- [TASK INSTRUCTIONS]:
Print out every record exactly as it appears.

─── TASK INPUT ───

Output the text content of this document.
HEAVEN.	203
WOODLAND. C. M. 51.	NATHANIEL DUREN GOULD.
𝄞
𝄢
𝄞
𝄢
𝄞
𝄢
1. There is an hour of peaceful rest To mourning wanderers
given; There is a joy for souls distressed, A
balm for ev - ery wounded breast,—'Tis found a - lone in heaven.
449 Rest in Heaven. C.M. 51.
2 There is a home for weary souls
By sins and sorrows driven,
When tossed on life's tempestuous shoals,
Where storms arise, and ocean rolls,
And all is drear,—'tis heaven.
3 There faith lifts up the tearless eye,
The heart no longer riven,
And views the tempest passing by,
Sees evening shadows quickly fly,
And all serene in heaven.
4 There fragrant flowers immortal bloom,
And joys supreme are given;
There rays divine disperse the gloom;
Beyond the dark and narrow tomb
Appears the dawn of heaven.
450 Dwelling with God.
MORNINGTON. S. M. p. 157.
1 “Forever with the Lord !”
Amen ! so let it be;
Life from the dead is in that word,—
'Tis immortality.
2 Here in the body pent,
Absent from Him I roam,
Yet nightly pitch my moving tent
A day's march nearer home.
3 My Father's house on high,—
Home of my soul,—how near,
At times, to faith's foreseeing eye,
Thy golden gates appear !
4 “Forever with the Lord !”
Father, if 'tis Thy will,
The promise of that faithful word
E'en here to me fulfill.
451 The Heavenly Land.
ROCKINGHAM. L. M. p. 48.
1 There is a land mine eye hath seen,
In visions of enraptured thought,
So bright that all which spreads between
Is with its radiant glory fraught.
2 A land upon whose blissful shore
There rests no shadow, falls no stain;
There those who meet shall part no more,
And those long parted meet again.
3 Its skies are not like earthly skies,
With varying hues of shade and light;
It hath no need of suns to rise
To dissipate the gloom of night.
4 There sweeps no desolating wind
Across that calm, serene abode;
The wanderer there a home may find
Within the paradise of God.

───

- [OUTPUT OF THE TASK]:
Output the text content of this document.
HEAVEN.	203
WOODLAND. C. M. 51.	NATHANIEL DUREN GOULD.
𝄞
𝄢
𝄞
𝄢
𝄞
𝄢
1. There is an hour of peaceful rest To mourning wanderers
given; There is a joy for souls distressed, A
balm for ev - ery wounded breast,—'Tis found a - lone in heaven.
449 Rest in Heaven. C.M. 51.
2 There is a home for weary souls
By sins and sorrows driven,
When tossed on life's tempestuous shoals,
Where storms arise, and ocean rolls,
And all is drear,—'tis heaven.
3 There faith lifts up the tearless eye,
The heart no longer riven,
And views the tempest passing by,
Sees evening shadows quickly fly,
And all serene in heaven.
4 There fragrant flowers immortal bloom,
And joys supreme are given;
There rays divine disperse the gloom;
Beyond the dark and narrow tomb
Appears the dawn of heaven.
450 Dwelling with God.
MORNINGTON. S. M. p. 157.
1 “Forever with the Lord !”
Amen ! so let it be;
Life from the dead is in that word,—
'Tis immortality.
2 Here in the body pent,
Absent from Him I roam,
Yet nightly pitch my moving tent
A day's march nearer home.
3 My Father's house on high,—
Home of my soul,—how near,
At times, to faith's foreseeing eye,
Thy golden gates appear !
4 “Forever with the Lord !”
Father, if 'tis Thy will,
The promise of that faithful word
E'en here to me fulfill.
451 The Heavenly Land.
ROCKINGHAM. L. M. p. 48.
1 There is a land mine eye hath seen,
In visions of enraptured thought,
So bright that all which spreads between
Is with its radiant glory fraught.
2 A land upon whose blissful shore
There rests no shadow, falls no stain;
There those who meet shall part no more,
And those long parted meet again.
3 Its skies are not like earthly skies,
With varying hues of shade and light;
It hath no need of suns to rise
To dissipate the gloom of night.
4 There sweeps no desolating wind
Across that calm, serene abode;
The wanderer there a home may find
Within the paradise of God.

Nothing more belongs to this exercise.